Looking Back – Leg II 2009

7.31.09 (G.Lucas)

Before we plunge head first into Leg II of summer 2o10, let’s pause for a moment to reflect on Leg II of 2009. Phish came out at Red Rocks and redefined this era after a tentative run in June. Boasting far more confidence, Phish showed up in Colorado in a relaxed musical state, willing to take risks they weren’t prepared to take only five weeks earlier. When the year came to close, Leg II of summer stood out as, perhaps, the strongest segment of 2009, with musical highlights abounding. Today we hit the brakes for a moment and glance in our rear-view mirror at The Top5 “Moments” of Summer 2009 – Leg II.


5. “Number Line” 8.16 II – SPAC

SPAC '09 PosterWhile this SPAC show didn’t quite provide the final exclamation point that people expected, Phish did throw down one of the standout jams of August in their final show. Morphing their shiny-new anthem “Backwards Down the Number Line” into primordial soup for the soul, Phish built upon their Chicago rendition from a week earlier. Until Phish threw down Blossom’s “Number Line” this June, SPAC’s version stood as the crowning moment of the song’s young career. This jam provided a dark final excursion to end the tour before the rest of the set turned to fun.



4. “Icculus” 8.14 II – Hartford

Hartford (T.Salido)

In this moment, we realized that Phish was still comprised of the same four zany guys that started the band back in the day. With his addiction and glassy-eyed stare years behind him, Trey used “Icculus” to launch into classic rant about the technological overload of modern culture, and how everyone needed to get back to reading The Book. The Phishy spirit that had grabbed us all at one point in our lives and dragged us into Gamehendge had returned. To see the look on Trey’s face when this went down pretty much said it all. Everyone left Hartford smiling that night.

=== Required tasks ===
• 1. According to the Phish post, at which venue did Phish open Leg II of its 2009 summer tour?
• 2. Repeat the Phish post word for word from "SPAC '09 PosterWhile" up to and including "turned to fun.".
The material that comes next has no connection to the Phish post.

=== Data extract ===

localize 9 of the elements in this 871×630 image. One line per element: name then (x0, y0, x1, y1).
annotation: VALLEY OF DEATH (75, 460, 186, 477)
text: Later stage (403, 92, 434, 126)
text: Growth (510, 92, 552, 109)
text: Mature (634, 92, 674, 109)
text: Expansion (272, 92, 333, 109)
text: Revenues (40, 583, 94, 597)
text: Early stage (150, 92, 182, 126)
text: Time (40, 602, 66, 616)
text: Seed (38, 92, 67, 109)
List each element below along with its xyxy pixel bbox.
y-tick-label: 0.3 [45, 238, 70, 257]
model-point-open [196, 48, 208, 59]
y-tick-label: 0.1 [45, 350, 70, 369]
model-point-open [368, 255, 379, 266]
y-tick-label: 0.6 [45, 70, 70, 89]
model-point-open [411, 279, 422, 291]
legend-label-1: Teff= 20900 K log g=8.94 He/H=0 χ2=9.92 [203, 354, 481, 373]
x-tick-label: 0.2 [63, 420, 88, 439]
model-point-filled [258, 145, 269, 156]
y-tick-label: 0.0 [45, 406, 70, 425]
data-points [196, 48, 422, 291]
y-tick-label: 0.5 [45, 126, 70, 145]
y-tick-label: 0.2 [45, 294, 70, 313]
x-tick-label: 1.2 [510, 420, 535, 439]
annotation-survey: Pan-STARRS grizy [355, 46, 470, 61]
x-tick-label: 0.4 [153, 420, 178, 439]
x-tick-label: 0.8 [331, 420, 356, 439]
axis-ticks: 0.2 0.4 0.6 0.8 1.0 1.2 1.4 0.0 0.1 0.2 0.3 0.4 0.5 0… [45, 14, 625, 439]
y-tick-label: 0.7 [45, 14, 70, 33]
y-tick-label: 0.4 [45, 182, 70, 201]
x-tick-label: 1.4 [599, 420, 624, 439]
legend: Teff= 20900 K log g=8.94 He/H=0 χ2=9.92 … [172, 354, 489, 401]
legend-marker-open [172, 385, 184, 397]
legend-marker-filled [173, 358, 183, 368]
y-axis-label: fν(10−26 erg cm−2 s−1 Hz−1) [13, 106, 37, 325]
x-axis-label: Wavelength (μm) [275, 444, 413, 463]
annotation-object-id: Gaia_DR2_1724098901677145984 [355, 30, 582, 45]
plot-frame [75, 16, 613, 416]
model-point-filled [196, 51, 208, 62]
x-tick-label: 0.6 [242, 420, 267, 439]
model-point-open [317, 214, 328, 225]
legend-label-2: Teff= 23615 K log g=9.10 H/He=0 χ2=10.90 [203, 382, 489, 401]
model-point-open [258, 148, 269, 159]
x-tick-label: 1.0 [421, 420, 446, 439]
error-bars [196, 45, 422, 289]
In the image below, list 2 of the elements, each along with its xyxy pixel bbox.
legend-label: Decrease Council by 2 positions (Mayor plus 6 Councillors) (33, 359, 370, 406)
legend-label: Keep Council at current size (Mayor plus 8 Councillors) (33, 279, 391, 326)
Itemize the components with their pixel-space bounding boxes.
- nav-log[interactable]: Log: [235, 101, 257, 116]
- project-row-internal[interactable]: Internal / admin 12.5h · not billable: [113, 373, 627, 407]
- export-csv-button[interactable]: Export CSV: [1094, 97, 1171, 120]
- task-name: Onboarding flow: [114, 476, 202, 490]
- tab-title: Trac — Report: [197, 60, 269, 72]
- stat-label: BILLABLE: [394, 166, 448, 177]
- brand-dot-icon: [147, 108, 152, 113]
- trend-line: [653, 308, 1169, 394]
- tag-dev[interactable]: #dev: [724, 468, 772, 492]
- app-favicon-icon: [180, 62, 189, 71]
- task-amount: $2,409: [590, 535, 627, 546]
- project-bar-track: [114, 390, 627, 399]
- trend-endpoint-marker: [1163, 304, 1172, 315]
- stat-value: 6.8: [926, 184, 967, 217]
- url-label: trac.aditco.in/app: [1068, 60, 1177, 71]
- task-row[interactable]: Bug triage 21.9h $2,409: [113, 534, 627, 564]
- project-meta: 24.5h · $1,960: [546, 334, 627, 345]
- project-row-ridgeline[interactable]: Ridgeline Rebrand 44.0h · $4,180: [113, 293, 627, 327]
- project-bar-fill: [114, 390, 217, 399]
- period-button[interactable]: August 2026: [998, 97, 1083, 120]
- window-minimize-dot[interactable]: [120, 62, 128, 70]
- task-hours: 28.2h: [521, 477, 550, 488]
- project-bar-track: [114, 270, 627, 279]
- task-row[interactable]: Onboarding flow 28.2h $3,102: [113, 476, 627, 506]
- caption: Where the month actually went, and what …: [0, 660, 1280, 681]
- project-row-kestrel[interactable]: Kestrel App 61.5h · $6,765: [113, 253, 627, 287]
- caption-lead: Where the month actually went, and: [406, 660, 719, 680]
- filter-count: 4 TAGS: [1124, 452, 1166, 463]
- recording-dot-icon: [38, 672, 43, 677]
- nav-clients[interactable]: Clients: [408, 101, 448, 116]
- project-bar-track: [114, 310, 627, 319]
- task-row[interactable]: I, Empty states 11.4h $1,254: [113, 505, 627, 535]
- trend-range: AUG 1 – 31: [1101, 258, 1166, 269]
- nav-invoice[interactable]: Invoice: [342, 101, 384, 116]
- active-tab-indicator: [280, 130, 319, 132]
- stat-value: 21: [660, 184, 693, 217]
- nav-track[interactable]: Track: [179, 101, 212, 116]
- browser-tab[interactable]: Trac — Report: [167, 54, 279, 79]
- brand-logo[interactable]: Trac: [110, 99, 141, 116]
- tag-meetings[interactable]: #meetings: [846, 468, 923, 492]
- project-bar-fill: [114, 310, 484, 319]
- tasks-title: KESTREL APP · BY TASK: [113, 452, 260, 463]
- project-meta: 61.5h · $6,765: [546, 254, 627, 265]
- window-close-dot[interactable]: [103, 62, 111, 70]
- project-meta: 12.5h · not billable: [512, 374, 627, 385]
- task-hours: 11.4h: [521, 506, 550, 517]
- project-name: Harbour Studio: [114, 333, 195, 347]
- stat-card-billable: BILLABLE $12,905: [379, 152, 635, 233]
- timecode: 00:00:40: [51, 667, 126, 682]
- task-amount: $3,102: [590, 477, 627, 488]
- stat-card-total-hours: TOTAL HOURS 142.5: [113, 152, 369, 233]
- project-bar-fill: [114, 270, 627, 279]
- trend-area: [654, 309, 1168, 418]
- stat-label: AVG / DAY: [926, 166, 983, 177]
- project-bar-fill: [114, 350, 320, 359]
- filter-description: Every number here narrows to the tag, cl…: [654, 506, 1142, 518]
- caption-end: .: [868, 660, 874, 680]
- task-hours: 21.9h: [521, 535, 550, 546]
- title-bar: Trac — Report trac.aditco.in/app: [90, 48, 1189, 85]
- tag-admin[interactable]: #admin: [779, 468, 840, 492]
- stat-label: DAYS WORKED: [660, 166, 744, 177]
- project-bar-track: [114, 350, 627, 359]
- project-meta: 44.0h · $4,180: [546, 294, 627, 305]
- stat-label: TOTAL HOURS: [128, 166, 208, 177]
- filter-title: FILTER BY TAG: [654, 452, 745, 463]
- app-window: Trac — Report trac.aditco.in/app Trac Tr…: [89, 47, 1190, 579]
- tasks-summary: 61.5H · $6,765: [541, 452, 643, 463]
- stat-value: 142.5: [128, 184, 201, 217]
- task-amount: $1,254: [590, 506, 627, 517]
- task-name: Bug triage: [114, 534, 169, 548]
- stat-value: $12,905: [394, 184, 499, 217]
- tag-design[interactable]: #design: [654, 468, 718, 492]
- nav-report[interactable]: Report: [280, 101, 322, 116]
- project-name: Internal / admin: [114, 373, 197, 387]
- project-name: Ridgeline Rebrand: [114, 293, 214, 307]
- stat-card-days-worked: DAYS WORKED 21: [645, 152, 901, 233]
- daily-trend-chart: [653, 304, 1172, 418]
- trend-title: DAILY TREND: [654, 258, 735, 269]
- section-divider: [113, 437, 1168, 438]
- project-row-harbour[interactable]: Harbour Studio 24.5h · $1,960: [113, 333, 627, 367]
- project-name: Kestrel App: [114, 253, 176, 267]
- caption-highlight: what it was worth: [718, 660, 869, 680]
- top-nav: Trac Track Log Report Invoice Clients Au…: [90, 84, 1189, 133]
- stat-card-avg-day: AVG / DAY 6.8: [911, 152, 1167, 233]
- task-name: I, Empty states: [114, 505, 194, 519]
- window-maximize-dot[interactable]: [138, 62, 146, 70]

=== Results of the exercise ===
• 1. Red Rocks, in Colorado.

• 2.
SPAC '09 PosterWhile this SPAC show didn’t quite provide the final exclamation point that people expected, Phish did throw down one of the standout jams of August in their final show. Morphing their shiny-new anthem “Backwards Down the Number Line” into primordial soup for the soul, Phish built upon their Chicago rendition from a week earlier. Until Phish threw down Blossom’s “Number Line” this June, SPAC’s version stood as the crowning moment of the song’s young career. This jam provided a dark final excursion to end the tour before the rest of the set turned to fun.